Stated exercise: Using the listing below, please gather every line containing the word "cdot".

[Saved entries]
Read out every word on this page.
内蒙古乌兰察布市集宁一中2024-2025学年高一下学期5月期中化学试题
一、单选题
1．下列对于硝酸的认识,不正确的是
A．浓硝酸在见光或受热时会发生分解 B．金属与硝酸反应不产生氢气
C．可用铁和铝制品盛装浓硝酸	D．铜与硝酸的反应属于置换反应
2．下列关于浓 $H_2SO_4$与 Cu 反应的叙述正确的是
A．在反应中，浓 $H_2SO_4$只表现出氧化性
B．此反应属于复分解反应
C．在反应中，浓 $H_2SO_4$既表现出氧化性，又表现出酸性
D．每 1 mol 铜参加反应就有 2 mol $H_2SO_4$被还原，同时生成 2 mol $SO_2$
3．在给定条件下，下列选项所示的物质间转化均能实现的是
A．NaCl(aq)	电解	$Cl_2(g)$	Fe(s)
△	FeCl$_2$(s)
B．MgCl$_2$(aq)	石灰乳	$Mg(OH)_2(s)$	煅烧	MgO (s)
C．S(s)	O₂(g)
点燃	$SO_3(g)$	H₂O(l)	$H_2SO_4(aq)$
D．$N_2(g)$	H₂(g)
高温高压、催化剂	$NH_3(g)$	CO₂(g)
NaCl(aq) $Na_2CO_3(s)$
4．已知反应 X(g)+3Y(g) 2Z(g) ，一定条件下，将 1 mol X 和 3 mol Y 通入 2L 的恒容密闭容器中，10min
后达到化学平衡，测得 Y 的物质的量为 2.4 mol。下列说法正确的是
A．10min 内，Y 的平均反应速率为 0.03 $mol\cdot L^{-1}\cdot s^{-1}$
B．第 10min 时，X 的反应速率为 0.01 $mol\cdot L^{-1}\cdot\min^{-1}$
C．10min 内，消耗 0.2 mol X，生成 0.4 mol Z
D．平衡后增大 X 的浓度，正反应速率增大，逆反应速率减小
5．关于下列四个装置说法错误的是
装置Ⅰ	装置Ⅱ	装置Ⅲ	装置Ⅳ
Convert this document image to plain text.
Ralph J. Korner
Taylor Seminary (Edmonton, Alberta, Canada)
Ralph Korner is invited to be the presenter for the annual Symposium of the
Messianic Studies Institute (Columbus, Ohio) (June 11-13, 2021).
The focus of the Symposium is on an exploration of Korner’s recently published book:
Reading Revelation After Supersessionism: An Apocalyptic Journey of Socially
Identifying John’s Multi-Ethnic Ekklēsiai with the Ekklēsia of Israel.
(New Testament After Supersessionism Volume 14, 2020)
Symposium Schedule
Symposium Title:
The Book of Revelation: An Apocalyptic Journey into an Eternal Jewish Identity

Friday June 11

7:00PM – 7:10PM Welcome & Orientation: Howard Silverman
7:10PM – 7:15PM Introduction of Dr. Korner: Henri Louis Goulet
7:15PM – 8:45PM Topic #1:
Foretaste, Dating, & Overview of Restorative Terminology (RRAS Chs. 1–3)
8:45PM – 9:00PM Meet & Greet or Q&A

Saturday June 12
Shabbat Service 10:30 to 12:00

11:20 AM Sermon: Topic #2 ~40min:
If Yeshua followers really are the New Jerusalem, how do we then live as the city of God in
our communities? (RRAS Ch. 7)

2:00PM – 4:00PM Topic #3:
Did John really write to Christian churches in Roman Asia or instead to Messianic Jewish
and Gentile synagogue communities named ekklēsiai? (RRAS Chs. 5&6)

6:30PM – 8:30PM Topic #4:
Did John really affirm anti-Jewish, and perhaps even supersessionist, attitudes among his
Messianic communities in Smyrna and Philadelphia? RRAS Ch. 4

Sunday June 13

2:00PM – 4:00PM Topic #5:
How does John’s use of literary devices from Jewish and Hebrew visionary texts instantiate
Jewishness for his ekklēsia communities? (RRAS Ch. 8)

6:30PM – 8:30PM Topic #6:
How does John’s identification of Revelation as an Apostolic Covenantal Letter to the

Complete response:
A．10min 内，Y 的平均反应速率为 0.03 $mol\cdot L^{-1}\cdot s^{-1}$
B．第 10min 时，X 的反应速率为 0.01 $mol\cdot L^{-1}\cdot\min^{-1}$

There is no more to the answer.